:: Exercise goal ::
Every record below should be printed exactly as given.

(Figure contents as structured data)
^^^^^^^^

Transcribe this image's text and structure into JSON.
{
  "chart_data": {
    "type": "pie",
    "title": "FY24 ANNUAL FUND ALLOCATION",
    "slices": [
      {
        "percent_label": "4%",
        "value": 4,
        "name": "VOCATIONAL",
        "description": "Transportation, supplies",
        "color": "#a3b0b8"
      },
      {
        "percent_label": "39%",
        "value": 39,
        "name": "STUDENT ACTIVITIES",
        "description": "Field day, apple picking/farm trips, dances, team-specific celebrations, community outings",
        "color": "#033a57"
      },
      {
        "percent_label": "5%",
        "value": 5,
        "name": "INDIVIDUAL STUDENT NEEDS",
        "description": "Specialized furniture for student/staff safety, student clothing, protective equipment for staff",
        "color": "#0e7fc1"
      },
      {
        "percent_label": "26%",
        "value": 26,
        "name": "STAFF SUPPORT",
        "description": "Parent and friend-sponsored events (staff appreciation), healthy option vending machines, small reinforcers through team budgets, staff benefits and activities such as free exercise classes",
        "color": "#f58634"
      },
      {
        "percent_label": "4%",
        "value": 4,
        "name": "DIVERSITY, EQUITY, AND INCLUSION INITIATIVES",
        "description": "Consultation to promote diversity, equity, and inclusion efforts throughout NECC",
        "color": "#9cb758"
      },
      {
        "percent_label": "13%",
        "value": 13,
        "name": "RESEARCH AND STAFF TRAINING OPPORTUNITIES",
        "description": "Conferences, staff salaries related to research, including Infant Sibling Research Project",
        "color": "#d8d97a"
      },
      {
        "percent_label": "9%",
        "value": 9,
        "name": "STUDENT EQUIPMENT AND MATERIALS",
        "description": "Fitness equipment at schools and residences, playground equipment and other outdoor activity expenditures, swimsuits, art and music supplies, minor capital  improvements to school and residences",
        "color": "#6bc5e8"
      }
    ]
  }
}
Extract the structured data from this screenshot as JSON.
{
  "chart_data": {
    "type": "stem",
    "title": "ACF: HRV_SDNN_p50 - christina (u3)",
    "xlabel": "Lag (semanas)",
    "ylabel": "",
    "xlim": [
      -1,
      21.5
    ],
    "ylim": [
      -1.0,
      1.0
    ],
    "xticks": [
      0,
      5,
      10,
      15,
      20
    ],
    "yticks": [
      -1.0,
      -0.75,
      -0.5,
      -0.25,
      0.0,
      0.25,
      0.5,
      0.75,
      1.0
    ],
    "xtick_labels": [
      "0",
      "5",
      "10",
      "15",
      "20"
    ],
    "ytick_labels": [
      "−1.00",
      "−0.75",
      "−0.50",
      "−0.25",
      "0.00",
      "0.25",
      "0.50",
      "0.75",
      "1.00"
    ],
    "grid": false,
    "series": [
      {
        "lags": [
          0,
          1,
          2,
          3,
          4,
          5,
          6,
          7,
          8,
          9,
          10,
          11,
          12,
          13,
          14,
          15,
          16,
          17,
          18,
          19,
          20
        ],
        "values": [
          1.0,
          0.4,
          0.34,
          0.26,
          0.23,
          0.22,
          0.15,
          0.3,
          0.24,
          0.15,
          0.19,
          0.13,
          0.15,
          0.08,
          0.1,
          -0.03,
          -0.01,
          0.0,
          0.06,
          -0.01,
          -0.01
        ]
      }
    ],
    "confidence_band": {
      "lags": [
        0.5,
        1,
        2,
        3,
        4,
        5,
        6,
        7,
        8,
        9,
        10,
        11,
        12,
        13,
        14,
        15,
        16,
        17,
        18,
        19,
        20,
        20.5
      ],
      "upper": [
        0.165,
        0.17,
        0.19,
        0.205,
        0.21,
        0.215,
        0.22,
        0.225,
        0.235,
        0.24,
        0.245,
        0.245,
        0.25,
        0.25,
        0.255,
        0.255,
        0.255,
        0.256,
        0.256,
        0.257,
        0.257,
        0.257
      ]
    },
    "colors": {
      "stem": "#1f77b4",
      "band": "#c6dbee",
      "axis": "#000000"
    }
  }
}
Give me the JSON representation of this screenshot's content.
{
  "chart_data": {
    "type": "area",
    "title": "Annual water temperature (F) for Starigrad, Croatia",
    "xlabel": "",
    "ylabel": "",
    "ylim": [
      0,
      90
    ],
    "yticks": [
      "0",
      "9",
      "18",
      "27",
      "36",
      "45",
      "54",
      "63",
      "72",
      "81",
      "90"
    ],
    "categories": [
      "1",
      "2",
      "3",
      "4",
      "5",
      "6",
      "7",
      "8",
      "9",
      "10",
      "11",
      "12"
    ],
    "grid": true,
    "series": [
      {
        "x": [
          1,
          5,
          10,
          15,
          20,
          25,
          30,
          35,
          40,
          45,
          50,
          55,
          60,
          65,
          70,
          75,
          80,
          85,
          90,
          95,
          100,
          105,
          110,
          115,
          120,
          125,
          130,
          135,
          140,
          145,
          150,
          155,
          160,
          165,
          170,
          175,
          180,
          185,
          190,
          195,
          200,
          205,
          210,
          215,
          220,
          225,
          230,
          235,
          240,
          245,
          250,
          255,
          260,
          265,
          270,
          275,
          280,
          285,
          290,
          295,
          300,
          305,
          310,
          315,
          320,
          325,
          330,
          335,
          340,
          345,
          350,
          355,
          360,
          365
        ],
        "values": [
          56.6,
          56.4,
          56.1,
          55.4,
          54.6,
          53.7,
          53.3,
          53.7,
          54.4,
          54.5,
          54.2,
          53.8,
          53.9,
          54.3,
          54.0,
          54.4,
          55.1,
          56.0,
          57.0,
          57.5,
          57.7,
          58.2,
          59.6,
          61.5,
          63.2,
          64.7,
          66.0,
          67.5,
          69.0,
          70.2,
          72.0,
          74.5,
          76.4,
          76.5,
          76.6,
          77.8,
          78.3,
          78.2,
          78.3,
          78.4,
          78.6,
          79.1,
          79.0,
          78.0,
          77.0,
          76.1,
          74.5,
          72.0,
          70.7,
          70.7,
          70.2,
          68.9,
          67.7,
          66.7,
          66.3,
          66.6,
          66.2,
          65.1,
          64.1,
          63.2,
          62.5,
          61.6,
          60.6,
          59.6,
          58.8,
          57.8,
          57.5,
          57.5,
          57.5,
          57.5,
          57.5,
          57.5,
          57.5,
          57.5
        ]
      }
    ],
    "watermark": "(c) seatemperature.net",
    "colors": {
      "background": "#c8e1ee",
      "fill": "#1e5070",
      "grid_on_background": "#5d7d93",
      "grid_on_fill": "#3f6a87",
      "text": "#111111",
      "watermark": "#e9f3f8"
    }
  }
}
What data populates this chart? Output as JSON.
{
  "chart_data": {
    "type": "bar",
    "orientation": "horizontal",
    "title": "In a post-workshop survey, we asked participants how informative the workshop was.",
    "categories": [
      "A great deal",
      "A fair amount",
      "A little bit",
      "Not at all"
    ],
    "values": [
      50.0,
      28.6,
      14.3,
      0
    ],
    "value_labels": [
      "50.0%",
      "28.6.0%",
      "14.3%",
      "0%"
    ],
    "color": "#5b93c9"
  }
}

^^^^^^^^

:: The result ::
Transcribe this image's text and structure into JSON.
{
  "chart_data": {
    "type": "pie",
    "title": "FY24 ANNUAL FUND ALLOCATION",
    "slices": [
      {
        "percent_label": "4%",
        "value": 4,
        "name": "VOCATIONAL",
        "description": "Transportation, supplies",
        "color": "#a3b0b8"
      },
      {
        "percent_label": "39%",
        "value": 39,
        "name": "STUDENT ACTIVITIES",
        "description": "Field day, apple picking/farm trips, dances, team-specific celebrations, community outings",
        "color": "#033a57"
      },
      {
        "percent_label": "5%",
        "value": 5,
        "name": "INDIVIDUAL STUDENT NEEDS",
        "description": "Specialized furniture for student/staff safety, student clothing, protective equipment for staff",
        "color": "#0e7fc1"
      },
      {
        "percent_label": "26%",
        "value": 26,
        "name": "STAFF SUPPORT",
        "description": "Parent and friend-sponsored events (staff appreciation), healthy option vending machines, small reinforcers through team budgets, staff benefits and activities such as free exercise classes",
        "color": "#f58634"
      },
      {
        "percent_label": "4%",
        "value": 4,
        "name": "DIVERSITY, EQUITY, AND INCLUSION INITIATIVES",
        "description": "Consultation to promote diversity, equity, and inclusion efforts throughout NECC",
        "color": "#9cb758"
      },
      {
        "percent_label": "13%",
        "value": 13,
        "name": "RESEARCH AND STAFF TRAINING OPPORTUNITIES",
        "description": "Conferences, staff salaries related to research, including Infant Sibling Research Project",
        "color": "#d8d97a"
      },
      {
        "percent_label": "9%",
        "value": 9,
        "name": "STUDENT EQUIPMENT AND MATERIALS",
        "description": "Fitness equipment at schools and residences, playground equipment and other outdoor activity expenditures, swimsuits, art and music supplies, minor capital  improvements to school and residences",
        "color": "#6bc5e8"
      }
    ]
  }
}
Extract the structured data from this screenshot as JSON.
{
  "chart_data": {
    "type": "stem",
    "title": "ACF: HRV_SDNN_p50 - christina (u3)",
    "xlabel": "Lag (semanas)",
    "ylabel": "",
    "xlim": [
      -1,
      21.5
    ],
    "ylim": [
      -1.0,
      1.0
    ],
    "xticks": [
      0,
      5,
      10,
      15,
      20
    ],
    "yticks": [
      -1.0,
      -0.75,
      -0.5,
      -0.25,
      0.0,
      0.25,
      0.5,
      0.75,
      1.0
    ],
    "xtick_labels": [
      "0",
      "5",
      "10",
      "15",
      "20"
    ],
    "ytick_labels": [
      "−1.00",
      "−0.75",
      "−0.50",
      "−0.25",
      "0.00",
      "0.25",
      "0.50",
      "0.75",
      "1.00"
    ],
    "grid": false,
    "series": [
      {
        "lags": [
          0,
          1,
          2,
          3,
          4,
          5,
          6,
          7,
          8,
          9,
          10,
          11,
          12,
          13,
          14,
          15,
          16,
          17,
          18,
          19,
          20
        ],
        "values": [
          1.0,
          0.4,
          0.34,
          0.26,
          0.23,
          0.22,
          0.15,
          0.3,
          0.24,
          0.15,
          0.19,
          0.13,
          0.15,
          0.08,
          0.1,
          -0.03,
          -0.01,
          0.0,
          0.06,
          -0.01,
          -0.01
        ]
      }
    ],
    "confidence_band": {
      "lags": [
        0.5,
        1,
        2,
        3,
        4,
        5,
        6,
        7,
        8,
        9,
        10,
        11,
        12,
        13,
        14,
        15,
        16,
        17,
        18,
        19,
        20,
        20.5
      ],
      "upper": [
        0.165,
        0.17,
        0.19,
        0.205,
        0.21,
        0.215,
        0.22,
        0.225,
        0.235,
        0.24,
        0.245,
        0.245,
        0.25,
        0.25,
        0.255,
        0.255,
        0.255,
        0.256,
        0.256,
        0.257,
        0.257,
        0.257
      ]
    },
    "colors": {
      "stem": "#1f77b4",
      "band": "#c6dbee",
      "axis": "#000000"
    }
  }
}
Give me the JSON representation of this screenshot's content.
{
  "chart_data": {
    "type": "area",
    "title": "Annual water temperature (F) for Starigrad, Croatia",
    "xlabel": "",
    "ylabel": "",
    "ylim": [
      0,
      90
    ],
    "yticks": [
      "0",
      "9",
      "18",
      "27",
      "36",
      "45",
      "54",
      "63",
      "72",
      "81",
      "90"
    ],
    "categories": [
      "1",
      "2",
      "3",
      "4",
      "5",
      "6",
      "7",
      "8",
      "9",
      "10",
      "11",
      "12"
    ],
    "grid": true,
    "series": [
      {
        "x": [
          1,
          5,
          10,
          15,
          20,
          25,
          30,
          35,
          40,
          45,
          50,
          55,
          60,
          65,
          70,
          75,
          80,
          85,
          90,
          95,
          100,
          105,
          110,
          115,
          120,
          125,
          130,
          135,
          140,
          145,
          150,
          155,
          160,
          165,
          170,
          175,
          180,
          185,
          190,
          195,
          200,
          205,
          210,
          215,
          220,
          225,
          230,
          235,
          240,
          245,
          250,
          255,
          260,
          265,
          270,
          275,
          280,
          285,
          290,
          295,
          300,
          305,
          310,
          315,
          320,
          325,
          330,
          335,
          340,
          345,
          350,
          355,
          360,
          365
        ],
        "values": [
          56.6,
          56.4,
          56.1,
          55.4,
          54.6,
          53.7,
          53.3,
          53.7,
          54.4,
          54.5,
          54.2,
          53.8,
          53.9,
          54.3,
          54.0,
          54.4,
          55.1,
          56.0,
          57.0,
          57.5,
          57.7,
          58.2,
          59.6,
          61.5,
          63.2,
          64.7,
          66.0,
          67.5,
          69.0,
          70.2,
          72.0,
          74.5,
          76.4,
          76.5,
          76.6,
          77.8,
          78.3,
          78.2,
          78.3,
          78.4,
          78.6,
          79.1,
          79.0,
          78.0,
          77.0,
          76.1,
          74.5,
          72.0,
          70.7,
          70.7,
          70.2,
          68.9,
          67.7,
          66.7,
          66.3,
          66.6,
          66.2,
          65.1,
          64.1,
          63.2,
          62.5,
          61.6,
          60.6,
          59.6,
          58.8,
          57.8,
          57.5,
          57.5,
          57.5,
          57.5,
          57.5,
          57.5,
          57.5,
          57.5
        ]
      }
    ],
    "watermark": "(c) seatemperature.net",
    "colors": {
      "background": "#c8e1ee",
      "fill": "#1e5070",
      "grid_on_background": "#5d7d93",
      "grid_on_fill": "#3f6a87",
      "text": "#111111",
      "watermark": "#e9f3f8"
    }
  }
}
What data populates this chart? Output as JSON.
{
  "chart_data": {
    "type": "bar",
    "orientation": "horizontal",
    "title": "In a post-workshop survey, we asked participants how informative the workshop was.",
    "categories": [
      "A great deal",
      "A fair amount",
      "A little bit",
      "Not at all"
    ],
    "values": [
      50.0,
      28.6,
      14.3,
      0
    ],
    "value_labels": [
      "50.0%",
      "28.6.0%",
      "14.3%",
      "0%"
    ],
    "color": "#5b93c9"
  }
}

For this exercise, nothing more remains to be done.